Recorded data
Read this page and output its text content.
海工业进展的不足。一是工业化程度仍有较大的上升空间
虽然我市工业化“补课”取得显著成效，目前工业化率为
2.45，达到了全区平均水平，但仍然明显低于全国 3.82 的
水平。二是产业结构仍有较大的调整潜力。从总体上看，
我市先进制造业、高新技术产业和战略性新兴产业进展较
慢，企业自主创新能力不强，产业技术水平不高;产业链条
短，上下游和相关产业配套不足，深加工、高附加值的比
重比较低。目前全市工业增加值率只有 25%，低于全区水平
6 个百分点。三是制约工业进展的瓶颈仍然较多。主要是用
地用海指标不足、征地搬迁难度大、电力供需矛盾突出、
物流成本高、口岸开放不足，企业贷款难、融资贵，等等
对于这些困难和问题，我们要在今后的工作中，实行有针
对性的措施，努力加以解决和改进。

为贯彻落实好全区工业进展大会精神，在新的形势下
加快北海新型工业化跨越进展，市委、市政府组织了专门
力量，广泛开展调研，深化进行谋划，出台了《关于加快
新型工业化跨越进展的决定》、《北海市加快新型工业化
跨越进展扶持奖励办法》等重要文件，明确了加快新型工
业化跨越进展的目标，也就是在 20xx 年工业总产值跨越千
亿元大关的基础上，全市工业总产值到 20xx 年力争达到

● STATED GOAL:
The records above are to be copied in full, exactly as written.

● EXERCISE ANSWER:
Read this page and output its text content.
海工业进展的不足。一是工业化程度仍有较大的上升空间
虽然我市工业化“补课”取得显著成效，目前工业化率为
2.45，达到了全区平均水平，但仍然明显低于全国 3.82 的
水平。二是产业结构仍有较大的调整潜力。从总体上看，
我市先进制造业、高新技术产业和战略性新兴产业进展较
慢，企业自主创新能力不强，产业技术水平不高;产业链条
短，上下游和相关产业配套不足，深加工、高附加值的比
重比较低。目前全市工业增加值率只有 25%，低于全区水平
6 个百分点。三是制约工业进展的瓶颈仍然较多。主要是用
地用海指标不足、征地搬迁难度大、电力供需矛盾突出、
物流成本高、口岸开放不足，企业贷款难、融资贵，等等
对于这些困难和问题，我们要在今后的工作中，实行有针
对性的措施，努力加以解决和改进。

为贯彻落实好全区工业进展大会精神，在新的形势下
加快北海新型工业化跨越进展，市委、市政府组织了专门
力量，广泛开展调研，深化进行谋划，出台了《关于加快
新型工业化跨越进展的决定》、《北海市加快新型工业化
跨越进展扶持奖励办法》等重要文件，明确了加快新型工
业化跨越进展的目标，也就是在 20xx 年工业总产值跨越千
亿元大关的基础上，全市工业总产值到 20xx 年力争达到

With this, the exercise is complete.